> _AIM OF THE EXERCISE_:
Restate each of the lines given below, word for word.

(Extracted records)

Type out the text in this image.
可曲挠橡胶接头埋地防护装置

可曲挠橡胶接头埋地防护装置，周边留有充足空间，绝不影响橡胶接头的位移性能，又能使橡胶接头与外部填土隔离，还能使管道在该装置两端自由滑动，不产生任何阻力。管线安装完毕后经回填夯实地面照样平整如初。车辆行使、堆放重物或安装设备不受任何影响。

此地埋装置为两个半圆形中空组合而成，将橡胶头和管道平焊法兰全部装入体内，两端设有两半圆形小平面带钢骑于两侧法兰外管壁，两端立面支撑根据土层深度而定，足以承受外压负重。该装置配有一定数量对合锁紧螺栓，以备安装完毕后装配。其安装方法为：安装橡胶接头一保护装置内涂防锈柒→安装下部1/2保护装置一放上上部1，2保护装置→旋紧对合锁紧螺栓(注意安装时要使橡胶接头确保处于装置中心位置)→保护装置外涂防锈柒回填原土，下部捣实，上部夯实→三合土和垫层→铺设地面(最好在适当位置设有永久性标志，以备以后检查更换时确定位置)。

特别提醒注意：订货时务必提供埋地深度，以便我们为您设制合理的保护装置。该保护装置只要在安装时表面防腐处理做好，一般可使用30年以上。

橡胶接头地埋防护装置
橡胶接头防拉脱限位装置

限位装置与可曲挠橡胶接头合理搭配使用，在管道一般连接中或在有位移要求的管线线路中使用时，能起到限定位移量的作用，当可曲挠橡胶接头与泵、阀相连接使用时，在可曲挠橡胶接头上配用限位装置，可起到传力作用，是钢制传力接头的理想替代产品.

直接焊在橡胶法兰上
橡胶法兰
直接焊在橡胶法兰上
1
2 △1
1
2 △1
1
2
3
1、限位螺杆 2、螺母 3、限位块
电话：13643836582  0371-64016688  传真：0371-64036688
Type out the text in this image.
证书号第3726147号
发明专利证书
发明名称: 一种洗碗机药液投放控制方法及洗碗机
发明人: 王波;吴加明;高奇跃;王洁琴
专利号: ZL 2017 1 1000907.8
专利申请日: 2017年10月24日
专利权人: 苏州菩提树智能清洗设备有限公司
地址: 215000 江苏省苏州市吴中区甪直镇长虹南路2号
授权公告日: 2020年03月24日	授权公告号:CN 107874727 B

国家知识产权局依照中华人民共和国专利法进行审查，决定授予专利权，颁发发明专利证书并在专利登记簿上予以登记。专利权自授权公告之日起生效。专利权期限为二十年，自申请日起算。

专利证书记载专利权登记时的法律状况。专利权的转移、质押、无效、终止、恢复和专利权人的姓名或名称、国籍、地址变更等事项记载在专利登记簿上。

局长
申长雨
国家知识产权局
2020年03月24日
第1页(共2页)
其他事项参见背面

> _OUTPUT FOR THIS EXERCISE_:
Type out the text in this image.
可曲挠橡胶接头埋地防护装置

可曲挠橡胶接头埋地防护装置，周边留有充足空间，绝不影响橡胶接头的位移性能，又能使橡胶接头与外部填土隔离，还能使管道在该装置两端自由滑动，不产生任何阻力。管线安装完毕后经回填夯实地面照样平整如初。车辆行使、堆放重物或安装设备不受任何影响。

此地埋装置为两个半圆形中空组合而成，将橡胶头和管道平焊法兰全部装入体内，两端设有两半圆形小平面带钢骑于两侧法兰外管壁，两端立面支撑根据土层深度而定，足以承受外压负重。该装置配有一定数量对合锁紧螺栓，以备安装完毕后装配。其安装方法为：安装橡胶接头一保护装置内涂防锈柒→安装下部1/2保护装置一放上上部1，2保护装置→旋紧对合锁紧螺栓(注意安装时要使橡胶接头确保处于装置中心位置)→保护装置外涂防锈柒回填原土，下部捣实，上部夯实→三合土和垫层→铺设地面(最好在适当位置设有永久性标志，以备以后检查更换时确定位置)。

特别提醒注意：订货时务必提供埋地深度，以便我们为您设制合理的保护装置。该保护装置只要在安装时表面防腐处理做好，一般可使用30年以上。

橡胶接头地埋防护装置
橡胶接头防拉脱限位装置

限位装置与可曲挠橡胶接头合理搭配使用，在管道一般连接中或在有位移要求的管线线路中使用时，能起到限定位移量的作用，当可曲挠橡胶接头与泵、阀相连接使用时，在可曲挠橡胶接头上配用限位装置，可起到传力作用，是钢制传力接头的理想替代产品.

直接焊在橡胶法兰上
橡胶法兰
直接焊在橡胶法兰上
1
2 △1
1
2 △1
1
2
3
1、限位螺杆 2、螺母 3、限位块
电话：13643836582  0371-64016688  传真：0371-64036688
Type out the text in this image.
证书号第3726147号
发明专利证书
发明名称: 一种洗碗机药液投放控制方法及洗碗机
发明人: 王波;吴加明;高奇跃;王洁琴
专利号: ZL 2017 1 1000907.8
专利申请日: 2017年10月24日
专利权人: 苏州菩提树智能清洗设备有限公司
地址: 215000 江苏省苏州市吴中区甪直镇长虹南路2号
授权公告日: 2020年03月24日	授权公告号:CN 107874727 B

国家知识产权局依照中华人民共和国专利法进行审查，决定授予专利权，颁发发明专利证书并在专利登记簿上予以登记。专利权自授权公告之日起生效。专利权期限为二十年，自申请日起算。

专利证书记载专利权登记时的法律状况。专利权的转移、质押、无效、终止、恢复和专利权人的姓名或名称、国籍、地址变更等事项记载在专利登记簿上。

局长
申长雨
国家知识产权局
2020年03月24日
第1页(共2页)
其他事项参见背面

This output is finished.